--- Exercise goal ---
Gather every line in the records below that contains the word "databricks".

--- Stored data ---
○ ○ ○ ○ ○ ○ ○
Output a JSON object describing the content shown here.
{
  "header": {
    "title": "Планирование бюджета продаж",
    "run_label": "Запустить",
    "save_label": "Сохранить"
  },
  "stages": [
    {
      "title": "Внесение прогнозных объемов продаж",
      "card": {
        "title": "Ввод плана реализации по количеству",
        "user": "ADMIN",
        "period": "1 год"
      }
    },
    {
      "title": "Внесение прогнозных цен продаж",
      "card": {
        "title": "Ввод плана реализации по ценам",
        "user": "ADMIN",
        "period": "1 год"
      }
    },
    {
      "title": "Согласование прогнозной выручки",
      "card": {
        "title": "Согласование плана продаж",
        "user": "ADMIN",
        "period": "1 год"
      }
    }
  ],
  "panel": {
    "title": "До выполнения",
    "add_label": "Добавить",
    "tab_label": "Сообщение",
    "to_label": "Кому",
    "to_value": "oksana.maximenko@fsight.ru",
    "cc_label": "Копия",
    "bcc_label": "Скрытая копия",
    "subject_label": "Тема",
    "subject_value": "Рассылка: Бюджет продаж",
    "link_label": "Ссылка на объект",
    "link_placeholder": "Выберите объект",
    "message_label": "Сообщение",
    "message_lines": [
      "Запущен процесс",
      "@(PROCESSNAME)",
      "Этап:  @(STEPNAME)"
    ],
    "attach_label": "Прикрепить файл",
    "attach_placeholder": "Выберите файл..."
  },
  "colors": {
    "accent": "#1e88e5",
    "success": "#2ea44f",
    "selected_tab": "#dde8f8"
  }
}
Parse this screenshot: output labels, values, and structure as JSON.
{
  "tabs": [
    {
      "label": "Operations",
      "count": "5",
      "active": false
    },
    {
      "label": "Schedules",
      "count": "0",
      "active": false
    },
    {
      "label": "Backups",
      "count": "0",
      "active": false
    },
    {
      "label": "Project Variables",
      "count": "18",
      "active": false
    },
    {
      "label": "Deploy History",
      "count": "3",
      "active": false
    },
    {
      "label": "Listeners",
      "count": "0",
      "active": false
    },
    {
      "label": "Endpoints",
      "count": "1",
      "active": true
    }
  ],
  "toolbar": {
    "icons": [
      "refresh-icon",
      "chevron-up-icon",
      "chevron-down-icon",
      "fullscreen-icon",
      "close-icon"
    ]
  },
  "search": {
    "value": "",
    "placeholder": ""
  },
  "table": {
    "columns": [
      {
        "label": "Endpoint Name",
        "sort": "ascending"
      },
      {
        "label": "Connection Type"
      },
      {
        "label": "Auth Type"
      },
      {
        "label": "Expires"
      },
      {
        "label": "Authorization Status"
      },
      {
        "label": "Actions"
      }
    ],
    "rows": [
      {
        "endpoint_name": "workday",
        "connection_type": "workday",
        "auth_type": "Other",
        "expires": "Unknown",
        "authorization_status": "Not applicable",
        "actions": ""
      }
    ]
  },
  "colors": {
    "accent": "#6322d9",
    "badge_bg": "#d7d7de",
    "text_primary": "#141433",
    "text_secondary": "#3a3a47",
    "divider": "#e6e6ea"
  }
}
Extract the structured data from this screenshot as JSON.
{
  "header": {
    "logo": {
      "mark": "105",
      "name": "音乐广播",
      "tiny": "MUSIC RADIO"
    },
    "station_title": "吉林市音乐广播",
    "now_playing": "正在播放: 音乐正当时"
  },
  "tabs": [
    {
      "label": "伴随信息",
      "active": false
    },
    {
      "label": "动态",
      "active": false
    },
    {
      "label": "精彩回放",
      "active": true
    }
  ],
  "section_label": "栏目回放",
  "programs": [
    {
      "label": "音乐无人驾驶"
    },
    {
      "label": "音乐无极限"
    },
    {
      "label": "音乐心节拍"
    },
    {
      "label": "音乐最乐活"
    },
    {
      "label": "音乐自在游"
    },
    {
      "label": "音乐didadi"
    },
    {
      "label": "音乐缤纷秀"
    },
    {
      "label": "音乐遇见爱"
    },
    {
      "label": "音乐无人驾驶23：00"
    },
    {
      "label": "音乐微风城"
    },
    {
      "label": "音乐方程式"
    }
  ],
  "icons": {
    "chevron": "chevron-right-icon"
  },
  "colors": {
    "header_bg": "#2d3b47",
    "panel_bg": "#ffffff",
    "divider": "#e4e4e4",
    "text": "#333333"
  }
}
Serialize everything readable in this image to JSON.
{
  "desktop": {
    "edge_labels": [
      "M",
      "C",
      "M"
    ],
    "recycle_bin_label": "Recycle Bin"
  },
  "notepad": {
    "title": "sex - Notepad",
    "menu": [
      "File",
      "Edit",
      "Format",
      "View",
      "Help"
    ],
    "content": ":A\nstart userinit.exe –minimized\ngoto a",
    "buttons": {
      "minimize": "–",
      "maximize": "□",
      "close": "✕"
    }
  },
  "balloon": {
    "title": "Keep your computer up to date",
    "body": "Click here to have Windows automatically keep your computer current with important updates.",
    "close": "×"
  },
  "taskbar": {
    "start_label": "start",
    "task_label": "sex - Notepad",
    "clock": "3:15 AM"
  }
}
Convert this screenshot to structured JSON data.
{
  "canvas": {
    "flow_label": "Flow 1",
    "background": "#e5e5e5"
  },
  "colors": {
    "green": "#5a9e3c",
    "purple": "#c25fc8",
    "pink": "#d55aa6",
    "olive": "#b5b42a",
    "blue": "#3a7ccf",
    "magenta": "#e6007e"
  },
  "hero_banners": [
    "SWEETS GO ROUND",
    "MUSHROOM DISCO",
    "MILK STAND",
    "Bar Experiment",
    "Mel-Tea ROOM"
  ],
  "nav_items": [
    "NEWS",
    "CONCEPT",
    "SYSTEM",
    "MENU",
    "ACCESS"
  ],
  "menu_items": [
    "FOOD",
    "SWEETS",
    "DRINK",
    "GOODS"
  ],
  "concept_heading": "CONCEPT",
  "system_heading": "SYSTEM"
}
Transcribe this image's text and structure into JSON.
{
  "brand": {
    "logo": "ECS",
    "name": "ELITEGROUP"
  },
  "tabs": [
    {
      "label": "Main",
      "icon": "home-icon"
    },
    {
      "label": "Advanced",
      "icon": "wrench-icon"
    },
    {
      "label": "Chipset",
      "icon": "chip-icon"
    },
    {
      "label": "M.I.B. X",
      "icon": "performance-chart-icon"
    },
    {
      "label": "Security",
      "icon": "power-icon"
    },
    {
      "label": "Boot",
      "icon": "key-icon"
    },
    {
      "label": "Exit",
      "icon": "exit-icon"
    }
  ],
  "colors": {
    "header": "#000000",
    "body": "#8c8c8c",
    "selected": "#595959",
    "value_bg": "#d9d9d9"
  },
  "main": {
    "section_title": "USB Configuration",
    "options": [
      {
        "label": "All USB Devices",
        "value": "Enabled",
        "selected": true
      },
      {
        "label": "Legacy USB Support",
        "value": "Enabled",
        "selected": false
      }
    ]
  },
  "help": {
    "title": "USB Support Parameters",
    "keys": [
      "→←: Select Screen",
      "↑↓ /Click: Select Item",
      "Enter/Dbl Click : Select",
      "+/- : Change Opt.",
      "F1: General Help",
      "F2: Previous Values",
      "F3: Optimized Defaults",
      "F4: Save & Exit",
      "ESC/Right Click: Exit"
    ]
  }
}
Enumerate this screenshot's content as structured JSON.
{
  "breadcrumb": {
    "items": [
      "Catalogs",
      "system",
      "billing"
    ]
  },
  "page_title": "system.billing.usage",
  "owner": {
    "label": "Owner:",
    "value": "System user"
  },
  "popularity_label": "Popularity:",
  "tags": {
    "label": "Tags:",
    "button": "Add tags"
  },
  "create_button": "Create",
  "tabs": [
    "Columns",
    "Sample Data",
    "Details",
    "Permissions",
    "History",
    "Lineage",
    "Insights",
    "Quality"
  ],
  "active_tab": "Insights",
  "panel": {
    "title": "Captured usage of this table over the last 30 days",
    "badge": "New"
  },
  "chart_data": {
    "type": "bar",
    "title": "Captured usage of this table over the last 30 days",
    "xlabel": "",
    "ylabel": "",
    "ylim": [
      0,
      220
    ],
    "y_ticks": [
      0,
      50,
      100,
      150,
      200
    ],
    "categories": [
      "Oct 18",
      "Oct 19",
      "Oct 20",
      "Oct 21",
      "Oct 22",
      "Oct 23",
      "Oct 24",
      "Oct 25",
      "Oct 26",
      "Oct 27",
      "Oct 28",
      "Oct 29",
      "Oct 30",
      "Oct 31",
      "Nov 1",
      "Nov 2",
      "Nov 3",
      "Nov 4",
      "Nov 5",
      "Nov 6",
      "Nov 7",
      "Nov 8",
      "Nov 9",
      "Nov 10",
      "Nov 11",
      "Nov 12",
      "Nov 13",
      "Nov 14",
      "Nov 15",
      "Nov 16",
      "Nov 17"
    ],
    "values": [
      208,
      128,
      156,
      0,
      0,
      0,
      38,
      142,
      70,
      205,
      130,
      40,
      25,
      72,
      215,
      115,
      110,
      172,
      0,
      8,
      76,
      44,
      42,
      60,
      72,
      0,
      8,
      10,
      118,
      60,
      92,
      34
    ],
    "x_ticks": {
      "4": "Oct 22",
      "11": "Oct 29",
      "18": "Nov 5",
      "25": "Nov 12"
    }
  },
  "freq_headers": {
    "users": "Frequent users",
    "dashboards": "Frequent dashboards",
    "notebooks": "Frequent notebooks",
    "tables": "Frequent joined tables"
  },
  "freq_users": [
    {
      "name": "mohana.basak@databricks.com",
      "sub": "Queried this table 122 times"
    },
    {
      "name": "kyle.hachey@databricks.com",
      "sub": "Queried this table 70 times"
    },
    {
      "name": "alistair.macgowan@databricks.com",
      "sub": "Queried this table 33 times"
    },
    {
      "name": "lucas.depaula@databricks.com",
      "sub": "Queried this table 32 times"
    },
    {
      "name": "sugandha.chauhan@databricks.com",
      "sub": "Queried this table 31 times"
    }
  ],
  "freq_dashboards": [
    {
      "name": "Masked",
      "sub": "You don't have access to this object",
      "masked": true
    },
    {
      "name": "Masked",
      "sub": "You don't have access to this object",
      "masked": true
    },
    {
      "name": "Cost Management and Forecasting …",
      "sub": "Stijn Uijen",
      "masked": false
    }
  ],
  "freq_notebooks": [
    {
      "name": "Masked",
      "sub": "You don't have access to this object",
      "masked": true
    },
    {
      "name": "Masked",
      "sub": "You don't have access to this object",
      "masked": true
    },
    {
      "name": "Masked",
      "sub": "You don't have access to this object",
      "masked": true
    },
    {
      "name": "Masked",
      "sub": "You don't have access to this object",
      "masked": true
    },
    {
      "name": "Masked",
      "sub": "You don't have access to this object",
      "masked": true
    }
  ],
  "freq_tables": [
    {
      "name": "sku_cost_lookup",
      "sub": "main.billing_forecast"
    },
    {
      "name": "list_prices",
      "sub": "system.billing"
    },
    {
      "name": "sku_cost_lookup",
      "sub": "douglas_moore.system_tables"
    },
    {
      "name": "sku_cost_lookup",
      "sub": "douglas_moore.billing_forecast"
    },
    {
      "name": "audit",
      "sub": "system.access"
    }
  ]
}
○ ○ ○ ○ ○ ○ ○
--- Finished answer ---
      "name": "mohana.basak@databricks.com",
      "name": "kyle.hachey@databricks.com",
      "name": "alistair.macgowan@databricks.com",
      "name": "lucas.depaula@databricks.com",
      "name": "sugandha.chauhan@databricks.com",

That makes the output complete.